> **GIVEN INSTRUCTION**: Write the data out again exactly, dropping any images it holds.

* begin RECORDS SHOWN *

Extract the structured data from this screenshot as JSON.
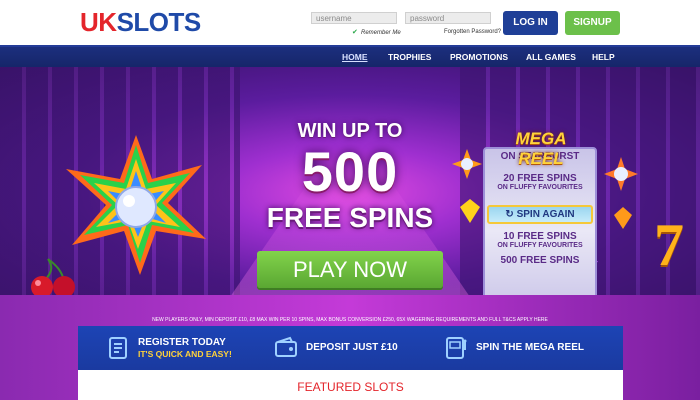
{
  "brand": {
    "uk": "UK",
    "slots": "SLOTS"
  },
  "login": {
    "username_placeholder": "username",
    "password_placeholder": "password",
    "remember_label": "Remember Me",
    "forgot_label": "Forgotten Password?",
    "login_button": "LOG IN",
    "signup_button": "SIGNUP"
  },
  "nav": {
    "items": [
      {
        "label": "HOME"
      },
      {
        "label": "TROPHIES"
      },
      {
        "label": "PROMOTIONS"
      },
      {
        "label": "ALL GAMES"
      },
      {
        "label": "HELP"
      }
    ]
  },
  "hero": {
    "line1": "WIN UP TO",
    "big": "500",
    "line3": "FREE SPINS",
    "cta": "PLAY NOW",
    "disclaimer": "NEW PLAYERS ONLY, MIN DEPOSIT £10, £8 MAX WIN PER 10 SPINS, MAX BONUS CONVERSION £250, 65X WAGERING REQUIREMENTS AND FULL T&CS APPLY HERE"
  },
  "reel": {
    "title": "MEGA REEL",
    "row1_sub": "ON STARBURST",
    "row2_main": "20 FREE SPINS",
    "row2_sub": "ON FLUFFY FAVOURITES",
    "spin_again": "SPIN AGAIN",
    "row3_main": "10 FREE SPINS",
    "row3_sub": "ON FLUFFY FAVOURITES",
    "row4_main": "500 FREE SPINS"
  },
  "steps": {
    "step1_line1": "REGISTER TODAY",
    "step1_line2": "IT'S QUICK AND EASY!",
    "step2_line1": "DEPOSIT JUST £10",
    "step3_line1": "SPIN THE MEGA REEL"
  },
  "featured": {
    "title": "FEATURED SLOTS"
  },
  "colors": {
    "brand_red": "#e4252b",
    "brand_blue": "#1f4aa8",
    "login_blue": "#1f3f97",
    "signup_green": "#6cc04a",
    "nav_blue": "#1c2f7e",
    "cta_green": "#6cc04a",
    "reel_gold": "#ffd33a"
  },
  "icons": [
    "check-icon",
    "starburst-gem-icon",
    "cherry-icon",
    "seven-icon",
    "register-form-icon",
    "wallet-icon",
    "slot-machine-icon",
    "spin-arrow-icon"
  ]
}
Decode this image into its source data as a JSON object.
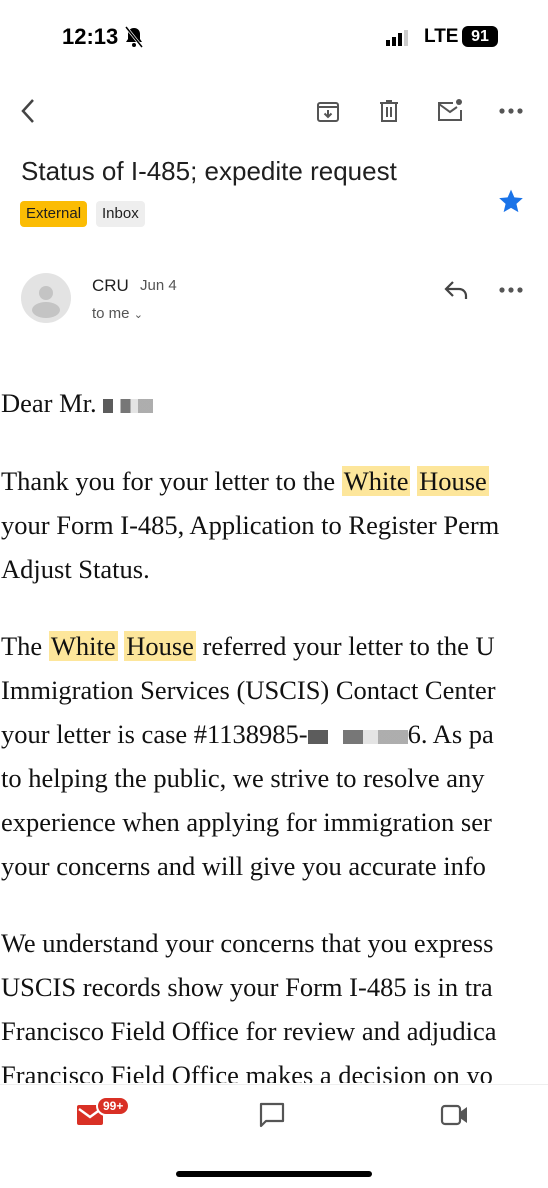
{
  "status_bar": {
    "time": "12:13",
    "network": "LTE",
    "battery": "91"
  },
  "toolbar": {
    "back": "back-icon",
    "actions": [
      "archive-icon",
      "delete-icon",
      "mark-unread-icon",
      "more-icon"
    ]
  },
  "email": {
    "subject": "Status of I-485; expedite request",
    "labels": [
      {
        "text": "External",
        "color": "#fbbc04"
      },
      {
        "text": "Inbox",
        "color": "#eeeeee"
      }
    ],
    "starred": true,
    "star_color": "#1a73e8",
    "sender": "CRU",
    "date": "Jun 4",
    "recipient": "to me",
    "body_lines": [
      [
        {
          "t": "Dear Mr. "
        },
        {
          "redact": true
        }
      ],
      [
        {
          "t": "Thank you for your letter to the "
        },
        {
          "t": "White",
          "hl": true
        },
        {
          "t": " "
        },
        {
          "t": "House",
          "hl": true
        }
      ],
      [
        {
          "t": "your Form I-485, Application to Register Perm"
        }
      ],
      [
        {
          "t": "Adjust Status."
        }
      ],
      [
        {
          "t": "The "
        },
        {
          "t": "White",
          "hl": true
        },
        {
          "t": " "
        },
        {
          "t": "House",
          "hl": true
        },
        {
          "t": " referred your letter to the U"
        }
      ],
      [
        {
          "t": "Immigration Services (USCIS) Contact Center"
        }
      ],
      [
        {
          "t": "your letter is case #1138985-"
        },
        {
          "redact": true
        },
        {
          "t": "6. As pa"
        }
      ],
      [
        {
          "t": "to helping the public, we strive to resolve any"
        }
      ],
      [
        {
          "t": "experience when applying for immigration ser"
        }
      ],
      [
        {
          "t": "your concerns and will give you accurate info"
        }
      ],
      [
        {
          "t": "We understand your concerns that you express"
        }
      ],
      [
        {
          "t": "USCIS records show your Form I-485 is in tra"
        }
      ],
      [
        {
          "t": "Francisco Field Office for review and adjudica"
        }
      ],
      [
        {
          "t": "Francisco Field Office makes a decision on yo"
        }
      ]
    ]
  },
  "bottom_nav": {
    "mail_badge": "99+",
    "items": [
      "mail-icon",
      "chat-icon",
      "meet-icon"
    ],
    "accent": "#d93025"
  }
}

* end RECORDS SHOWN *

> **EXERCISE SOLUTION**:
Extract the structured data from this screenshot as JSON.
{
  "brand": {
    "uk": "UK",
    "slots": "SLOTS"
  },
  "login": {
    "username_placeholder": "username",
    "password_placeholder": "password",
    "remember_label": "Remember Me",
    "forgot_label": "Forgotten Password?",
    "login_button": "LOG IN",
    "signup_button": "SIGNUP"
  },
  "nav": {
    "items": [
      {
        "label": "HOME"
      },
      {
        "label": "TROPHIES"
      },
      {
        "label": "PROMOTIONS"
      },
      {
        "label": "ALL GAMES"
      },
      {
        "label": "HELP"
      }
    ]
  },
  "hero": {
    "line1": "WIN UP TO",
    "big": "500",
    "line3": "FREE SPINS",
    "cta": "PLAY NOW",
    "disclaimer": "NEW PLAYERS ONLY, MIN DEPOSIT £10, £8 MAX WIN PER 10 SPINS, MAX BONUS CONVERSION £250, 65X WAGERING REQUIREMENTS AND FULL T&CS APPLY HERE"
  },
  "reel": {
    "title": "MEGA REEL",
    "row1_sub": "ON STARBURST",
    "row2_main": "20 FREE SPINS",
    "row2_sub": "ON FLUFFY FAVOURITES",
    "spin_again": "SPIN AGAIN",
    "row3_main": "10 FREE SPINS",
    "row3_sub": "ON FLUFFY FAVOURITES",
    "row4_main": "500 FREE SPINS"
  },
  "steps": {
    "step1_line1": "REGISTER TODAY",
    "step1_line2": "IT'S QUICK AND EASY!",
    "step2_line1": "DEPOSIT JUST £10",
    "step3_line1": "SPIN THE MEGA REEL"
  },
  "featured": {
    "title": "FEATURED SLOTS"
  },
  "colors": {
    "brand_red": "#e4252b",
    "brand_blue": "#1f4aa8",
    "login_blue": "#1f3f97",
    "signup_green": "#6cc04a",
    "nav_blue": "#1c2f7e",
    "cta_green": "#6cc04a",
    "reel_gold": "#ffd33a"
  },
  "icons": [
    "check-icon",
    "starburst-gem-icon",
    "cherry-icon",
    "seven-icon",
    "register-form-icon",
    "wallet-icon",
    "slot-machine-icon",
    "spin-arrow-icon"
  ]
}
Decode this image into its source data as a JSON object.
{
  "status_bar": {
    "time": "12:13",
    "network": "LTE",
    "battery": "91"
  },
  "toolbar": {
    "back": "back-icon",
    "actions": [
      "archive-icon",
      "delete-icon",
      "mark-unread-icon",
      "more-icon"
    ]
  },
  "email": {
    "subject": "Status of I-485; expedite request",
    "labels": [
      {
        "text": "External",
        "color": "#fbbc04"
      },
      {
        "text": "Inbox",
        "color": "#eeeeee"
      }
    ],
    "starred": true,
    "star_color": "#1a73e8",
    "sender": "CRU",
    "date": "Jun 4",
    "recipient": "to me",
    "body_lines": [
      [
        {
          "t": "Dear Mr. "
        },
        {
          "redact": true
        }
      ],
      [
        {
          "t": "Thank you for your letter to the "
        },
        {
          "t": "White",
          "hl": true
        },
        {
          "t": " "
        },
        {
          "t": "House",
          "hl": true
        }
      ],
      [
        {
          "t": "your Form I-485, Application to Register Perm"
        }
      ],
      [
        {
          "t": "Adjust Status."
        }
      ],
      [
        {
          "t": "The "
        },
        {
          "t": "White",
          "hl": true
        },
        {
          "t": " "
        },
        {
          "t": "House",
          "hl": true
        },
        {
          "t": " referred your letter to the U"
        }
      ],
      [
        {
          "t": "Immigration Services (USCIS) Contact Center"
        }
      ],
      [
        {
          "t": "your letter is case #1138985-"
        },
        {
          "redact": true
        },
        {
          "t": "6. As pa"
        }
      ],
      [
        {
          "t": "to helping the public, we strive to resolve any"
        }
      ],
      [
        {
          "t": "experience when applying for immigration ser"
        }
      ],
      [
        {
          "t": "your concerns and will give you accurate info"
        }
      ],
      [
        {
          "t": "We understand your concerns that you express"
        }
      ],
      [
        {
          "t": "USCIS records show your Form I-485 is in tra"
        }
      ],
      [
        {
          "t": "Francisco Field Office for review and adjudica"
        }
      ],
      [
        {
          "t": "Francisco Field Office makes a decision on yo"
        }
      ]
    ]
  },
  "bottom_nav": {
    "mail_badge": "99+",
    "items": [
      "mail-icon",
      "chat-icon",
      "meet-icon"
    ],
    "accent": "#d93025"
  }
}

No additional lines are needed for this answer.